TO BE DONE: Lift out all lines below that contain "Gasteiger".

## begin GIVEN INFORMATION

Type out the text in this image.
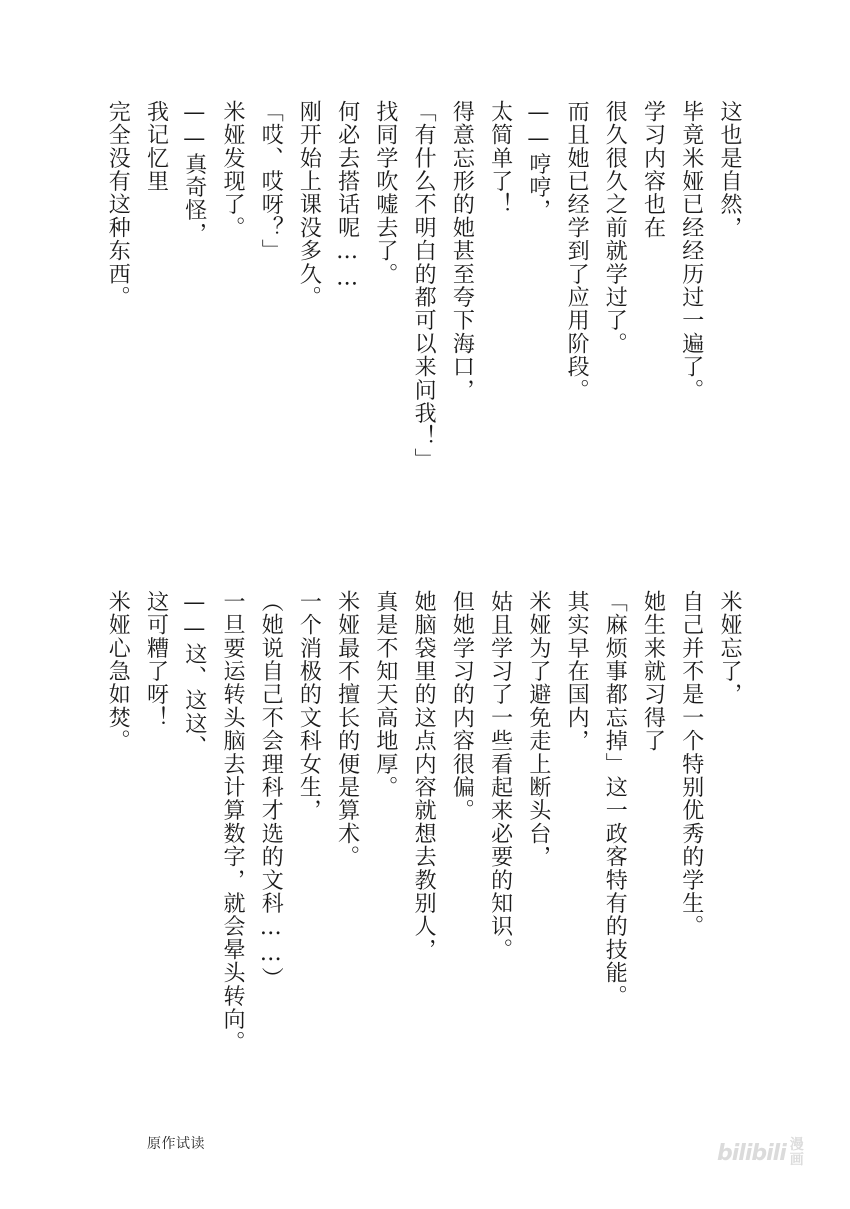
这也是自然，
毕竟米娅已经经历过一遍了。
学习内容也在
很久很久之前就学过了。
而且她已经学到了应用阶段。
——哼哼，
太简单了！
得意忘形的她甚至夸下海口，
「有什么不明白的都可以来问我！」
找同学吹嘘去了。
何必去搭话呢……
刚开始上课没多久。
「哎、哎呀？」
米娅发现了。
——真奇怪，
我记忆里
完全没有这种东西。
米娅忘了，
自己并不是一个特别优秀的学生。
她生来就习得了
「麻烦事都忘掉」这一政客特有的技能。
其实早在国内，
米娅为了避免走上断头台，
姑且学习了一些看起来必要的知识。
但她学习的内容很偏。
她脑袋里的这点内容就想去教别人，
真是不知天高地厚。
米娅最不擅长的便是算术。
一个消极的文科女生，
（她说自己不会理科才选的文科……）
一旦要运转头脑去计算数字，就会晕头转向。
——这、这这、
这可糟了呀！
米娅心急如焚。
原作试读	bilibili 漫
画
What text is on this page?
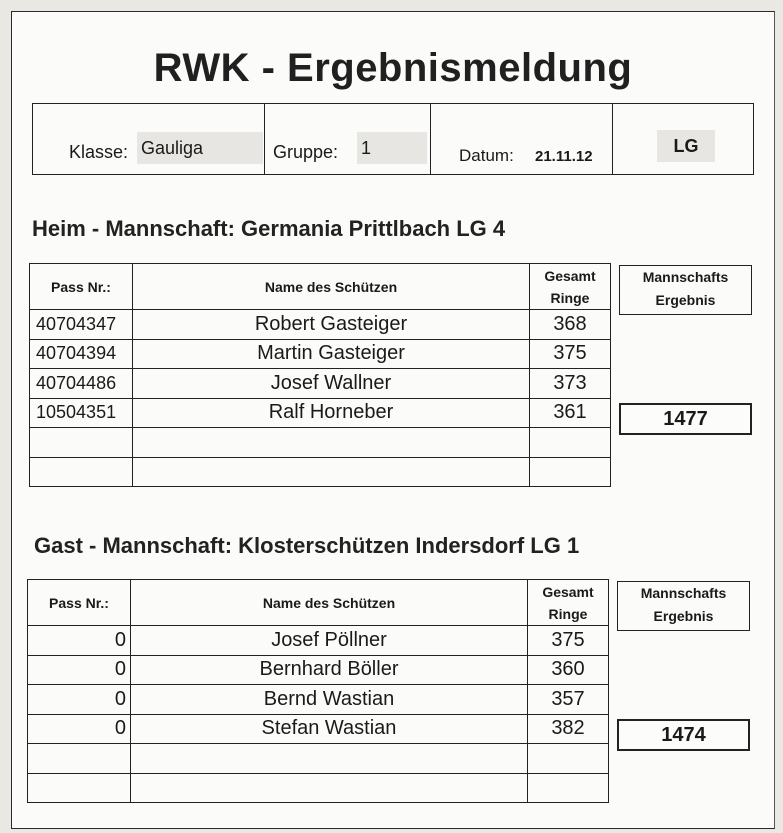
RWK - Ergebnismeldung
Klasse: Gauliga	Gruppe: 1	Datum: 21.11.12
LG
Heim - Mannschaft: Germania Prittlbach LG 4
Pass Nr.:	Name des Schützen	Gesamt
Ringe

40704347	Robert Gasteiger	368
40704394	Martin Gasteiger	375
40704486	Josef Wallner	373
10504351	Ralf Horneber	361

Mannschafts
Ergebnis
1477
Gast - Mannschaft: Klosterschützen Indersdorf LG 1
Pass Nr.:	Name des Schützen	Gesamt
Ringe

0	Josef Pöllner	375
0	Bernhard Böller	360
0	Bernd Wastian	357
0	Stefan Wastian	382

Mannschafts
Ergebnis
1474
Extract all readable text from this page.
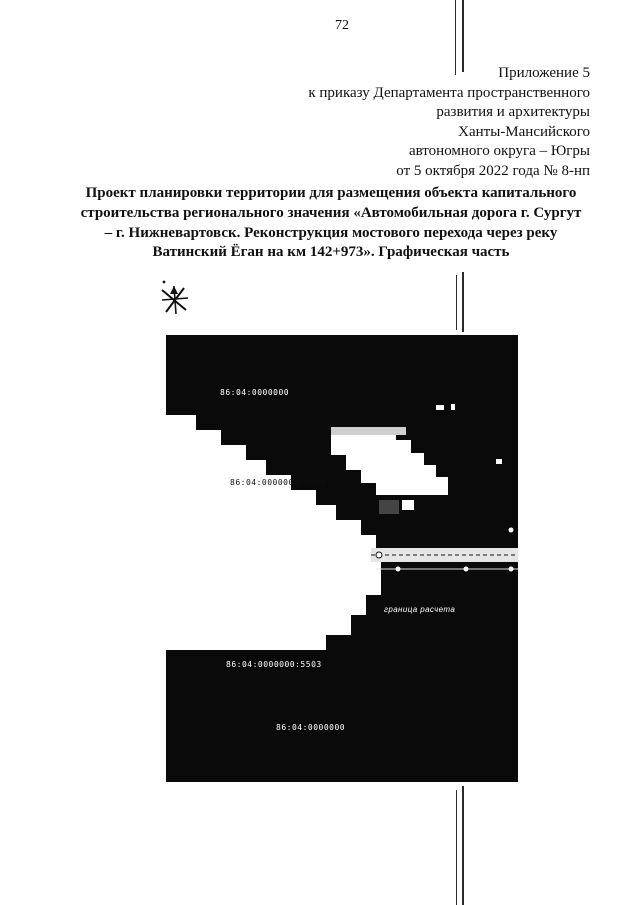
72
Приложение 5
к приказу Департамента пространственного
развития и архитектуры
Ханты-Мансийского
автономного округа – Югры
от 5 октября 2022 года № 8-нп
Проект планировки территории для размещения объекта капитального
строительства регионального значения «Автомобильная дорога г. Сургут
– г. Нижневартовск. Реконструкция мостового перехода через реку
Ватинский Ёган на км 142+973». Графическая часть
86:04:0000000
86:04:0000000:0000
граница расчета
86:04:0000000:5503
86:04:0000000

## end GIVEN INFORMATION

TASK ANSWER:
40704347	Robert Gasteiger	368
40704394	Martin Gasteiger	375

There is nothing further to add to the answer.